> **JOB**
Take the entries below and print all of them exactly, please.

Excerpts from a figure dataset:
________________________________________
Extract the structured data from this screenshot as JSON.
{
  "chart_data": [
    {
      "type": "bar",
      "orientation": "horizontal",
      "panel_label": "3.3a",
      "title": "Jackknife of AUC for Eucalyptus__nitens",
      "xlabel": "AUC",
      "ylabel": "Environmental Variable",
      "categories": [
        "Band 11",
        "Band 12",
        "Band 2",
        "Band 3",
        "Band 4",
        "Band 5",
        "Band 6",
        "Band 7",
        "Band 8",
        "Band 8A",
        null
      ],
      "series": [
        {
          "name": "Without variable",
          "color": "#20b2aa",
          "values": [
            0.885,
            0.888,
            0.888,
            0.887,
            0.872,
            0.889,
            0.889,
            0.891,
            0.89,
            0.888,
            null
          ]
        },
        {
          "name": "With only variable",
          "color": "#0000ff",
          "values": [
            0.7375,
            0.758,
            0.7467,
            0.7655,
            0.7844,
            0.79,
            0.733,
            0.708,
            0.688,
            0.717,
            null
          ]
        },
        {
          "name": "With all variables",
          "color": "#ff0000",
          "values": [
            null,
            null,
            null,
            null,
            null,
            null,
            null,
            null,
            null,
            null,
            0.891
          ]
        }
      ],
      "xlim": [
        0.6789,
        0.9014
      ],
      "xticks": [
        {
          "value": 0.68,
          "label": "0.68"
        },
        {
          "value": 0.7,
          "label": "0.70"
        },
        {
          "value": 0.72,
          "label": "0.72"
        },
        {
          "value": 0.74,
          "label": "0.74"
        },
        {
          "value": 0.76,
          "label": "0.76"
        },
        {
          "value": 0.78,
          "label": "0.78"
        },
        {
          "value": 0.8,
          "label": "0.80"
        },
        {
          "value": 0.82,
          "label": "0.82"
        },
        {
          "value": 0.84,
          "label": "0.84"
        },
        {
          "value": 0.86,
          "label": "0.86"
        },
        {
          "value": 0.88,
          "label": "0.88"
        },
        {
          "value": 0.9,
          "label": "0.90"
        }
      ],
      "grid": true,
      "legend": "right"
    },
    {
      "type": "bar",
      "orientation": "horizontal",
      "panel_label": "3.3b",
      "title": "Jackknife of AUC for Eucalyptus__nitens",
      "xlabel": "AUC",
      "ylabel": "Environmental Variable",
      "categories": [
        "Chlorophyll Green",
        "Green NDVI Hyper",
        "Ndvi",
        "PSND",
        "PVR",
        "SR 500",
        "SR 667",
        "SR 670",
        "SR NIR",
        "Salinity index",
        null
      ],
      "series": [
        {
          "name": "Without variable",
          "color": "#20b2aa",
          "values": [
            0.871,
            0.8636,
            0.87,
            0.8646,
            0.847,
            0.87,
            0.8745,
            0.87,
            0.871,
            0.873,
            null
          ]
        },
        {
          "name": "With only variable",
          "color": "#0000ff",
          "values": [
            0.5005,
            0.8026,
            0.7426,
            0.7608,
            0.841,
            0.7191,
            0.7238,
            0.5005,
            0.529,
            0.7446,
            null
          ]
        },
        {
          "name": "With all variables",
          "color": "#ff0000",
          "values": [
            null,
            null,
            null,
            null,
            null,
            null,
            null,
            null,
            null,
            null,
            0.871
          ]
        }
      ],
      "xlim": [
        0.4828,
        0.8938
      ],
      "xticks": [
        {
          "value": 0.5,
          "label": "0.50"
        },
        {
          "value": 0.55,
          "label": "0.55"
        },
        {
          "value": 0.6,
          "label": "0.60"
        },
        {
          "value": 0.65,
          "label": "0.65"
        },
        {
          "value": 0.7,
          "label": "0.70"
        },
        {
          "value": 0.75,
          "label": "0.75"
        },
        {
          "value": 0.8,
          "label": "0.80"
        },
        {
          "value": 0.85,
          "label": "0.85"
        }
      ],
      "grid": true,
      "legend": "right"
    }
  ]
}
________________________________________
> **WRITTEN ANSWER**
Extract the structured data from this screenshot as JSON.
{
  "chart_data": [
    {
      "type": "bar",
      "orientation": "horizontal",
      "panel_label": "3.3a",
      "title": "Jackknife of AUC for Eucalyptus__nitens",
      "xlabel": "AUC",
      "ylabel": "Environmental Variable",
      "categories": [
        "Band 11",
        "Band 12",
        "Band 2",
        "Band 3",
        "Band 4",
        "Band 5",
        "Band 6",
        "Band 7",
        "Band 8",
        "Band 8A",
        null
      ],
      "series": [
        {
          "name": "Without variable",
          "color": "#20b2aa",
          "values": [
            0.885,
            0.888,
            0.888,
            0.887,
            0.872,
            0.889,
            0.889,
            0.891,
            0.89,
            0.888,
            null
          ]
        },
        {
          "name": "With only variable",
          "color": "#0000ff",
          "values": [
            0.7375,
            0.758,
            0.7467,
            0.7655,
            0.7844,
            0.79,
            0.733,
            0.708,
            0.688,
            0.717,
            null
          ]
        },
        {
          "name": "With all variables",
          "color": "#ff0000",
          "values": [
            null,
            null,
            null,
            null,
            null,
            null,
            null,
            null,
            null,
            null,
            0.891
          ]
        }
      ],
      "xlim": [
        0.6789,
        0.9014
      ],
      "xticks": [
        {
          "value": 0.68,
          "label": "0.68"
        },
        {
          "value": 0.7,
          "label": "0.70"
        },
        {
          "value": 0.72,
          "label": "0.72"
        },
        {
          "value": 0.74,
          "label": "0.74"
        },
        {
          "value": 0.76,
          "label": "0.76"
        },
        {
          "value": 0.78,
          "label": "0.78"
        },
        {
          "value": 0.8,
          "label": "0.80"
        },
        {
          "value": 0.82,
          "label": "0.82"
        },
        {
          "value": 0.84,
          "label": "0.84"
        },
        {
          "value": 0.86,
          "label": "0.86"
        },
        {
          "value": 0.88,
          "label": "0.88"
        },
        {
          "value": 0.9,
          "label": "0.90"
        }
      ],
      "grid": true,
      "legend": "right"
    },
    {
      "type": "bar",
      "orientation": "horizontal",
      "panel_label": "3.3b",
      "title": "Jackknife of AUC for Eucalyptus__nitens",
      "xlabel": "AUC",
      "ylabel": "Environmental Variable",
      "categories": [
        "Chlorophyll Green",
        "Green NDVI Hyper",
        "Ndvi",
        "PSND",
        "PVR",
        "SR 500",
        "SR 667",
        "SR 670",
        "SR NIR",
        "Salinity index",
        null
      ],
      "series": [
        {
          "name": "Without variable",
          "color": "#20b2aa",
          "values": [
            0.871,
            0.8636,
            0.87,
            0.8646,
            0.847,
            0.87,
            0.8745,
            0.87,
            0.871,
            0.873,
            null
          ]
        },
        {
          "name": "With only variable",
          "color": "#0000ff",
          "values": [
            0.5005,
            0.8026,
            0.7426,
            0.7608,
            0.841,
            0.7191,
            0.7238,
            0.5005,
            0.529,
            0.7446,
            null
          ]
        },
        {
          "name": "With all variables",
          "color": "#ff0000",
          "values": [
            null,
            null,
            null,
            null,
            null,
            null,
            null,
            null,
            null,
            null,
            0.871
          ]
        }
      ],
      "xlim": [
        0.4828,
        0.8938
      ],
      "xticks": [
        {
          "value": 0.5,
          "label": "0.50"
        },
        {
          "value": 0.55,
          "label": "0.55"
        },
        {
          "value": 0.6,
          "label": "0.60"
        },
        {
          "value": 0.65,
          "label": "0.65"
        },
        {
          "value": 0.7,
          "label": "0.70"
        },
        {
          "value": 0.75,
          "label": "0.75"
        },
        {
          "value": 0.8,
          "label": "0.80"
        },
        {
          "value": 0.85,
          "label": "0.85"
        }
      ],
      "grid": true,
      "legend": "right"
    }
  ]
}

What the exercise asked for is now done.